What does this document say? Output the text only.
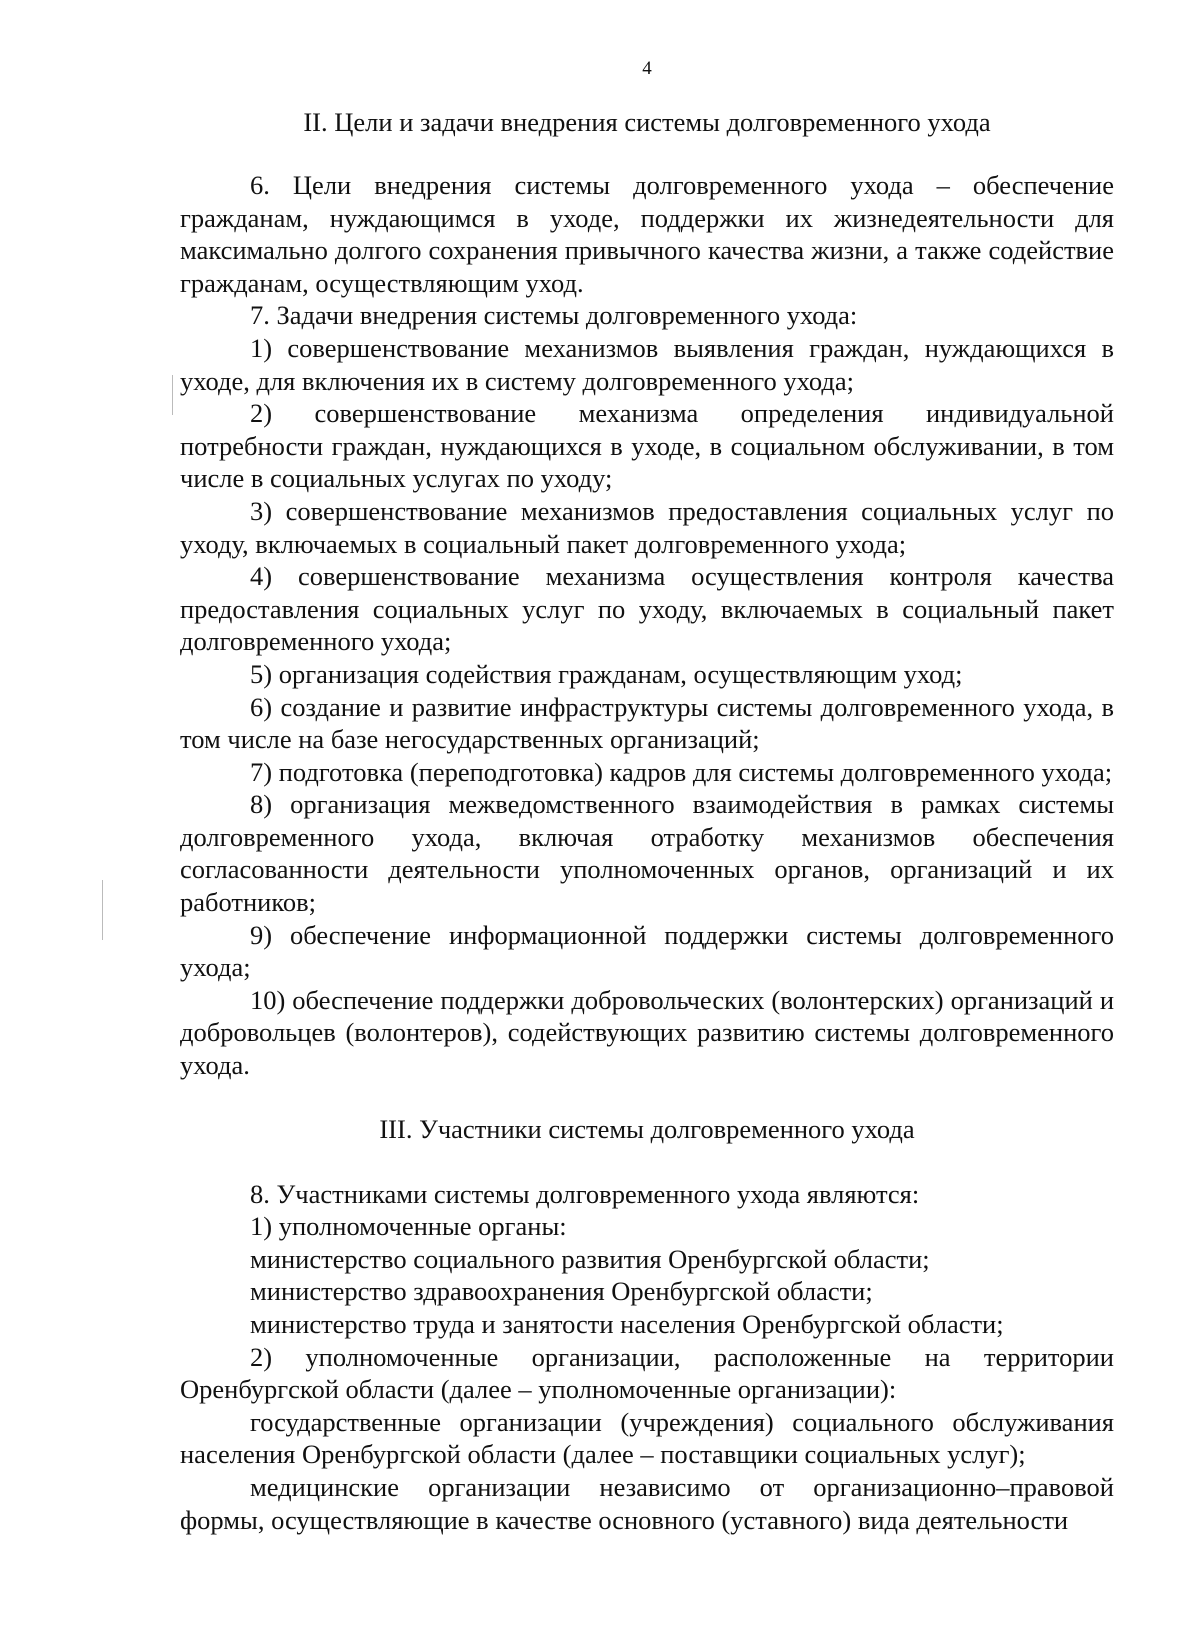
4
II. Цели и задачи внедрения системы долговременного ухода

6. Цели внедрения системы долговременного ухода – обеспечение гражданам, нуждающимся в уходе, поддержки их жизнедеятельности для максимально долгого сохранения привычного качества жизни, а также содействие гражданам, осуществляющим уход.

7. Задачи внедрения системы долговременного ухода:

1) совершенствование механизмов выявления граждан, нуждающихся в уходе, для включения их в систему долговременного ухода;

2) совершенствование механизма определения индивидуальной потребности граждан, нуждающихся в уходе, в социальном обслуживании, в том числе в социальных услугах по уходу;

3) совершенствование механизмов предоставления социальных услуг по уходу, включаемых в социальный пакет долговременного ухода;

4) совершенствование механизма осуществления контроля качества предоставления социальных услуг по уходу, включаемых в социальный пакет долговременного ухода;

5) организация содействия гражданам, осуществляющим уход;

6) создание и развитие инфраструктуры системы долговременного ухода, в том числе на базе негосударственных организаций;

7) подготовка (переподготовка) кадров для системы долговременного ухода;

8) организация межведомственного взаимодействия в рамках системы долговременного ухода, включая отработку механизмов обеспечения согласованности деятельности уполномоченных органов, организаций и их работников;

9) обеспечение информационной поддержки системы долговременного ухода;

10) обеспечение поддержки добровольческих (волонтерских) организаций и добровольцев (волонтеров), содействующих развитию системы долговременного ухода.

III. Участники системы долговременного ухода

8. Участниками системы долговременного ухода являются:

1) уполномоченные органы:

министерство социального развития Оренбургской области;

министерство здравоохранения Оренбургской области;

министерство труда и занятости населения Оренбургской области;

2) уполномоченные организации, расположенные на территории Оренбургской области (далее – уполномоченные организации):

государственные организации (учреждения) социального обслуживания населения Оренбургской области (далее – поставщики социальных услуг);

медицинские организации независимо от организационно–правовой формы, осуществляющие в качестве основного (уставного) вида деятельности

WHAT THE TASK ASKS
Using the listing above, show each line holding the string "числе".

ANSWER TO THE PROBLEM
2) совершенствование механизма определения индивидуальной потребности граждан, нуждающихся в уходе, в социальном обслуживании, в том числе в социальных услугах по уходу;
6) создание и развитие инфраструктуры системы долговременного ухода, в том числе на базе негосударственных организаций;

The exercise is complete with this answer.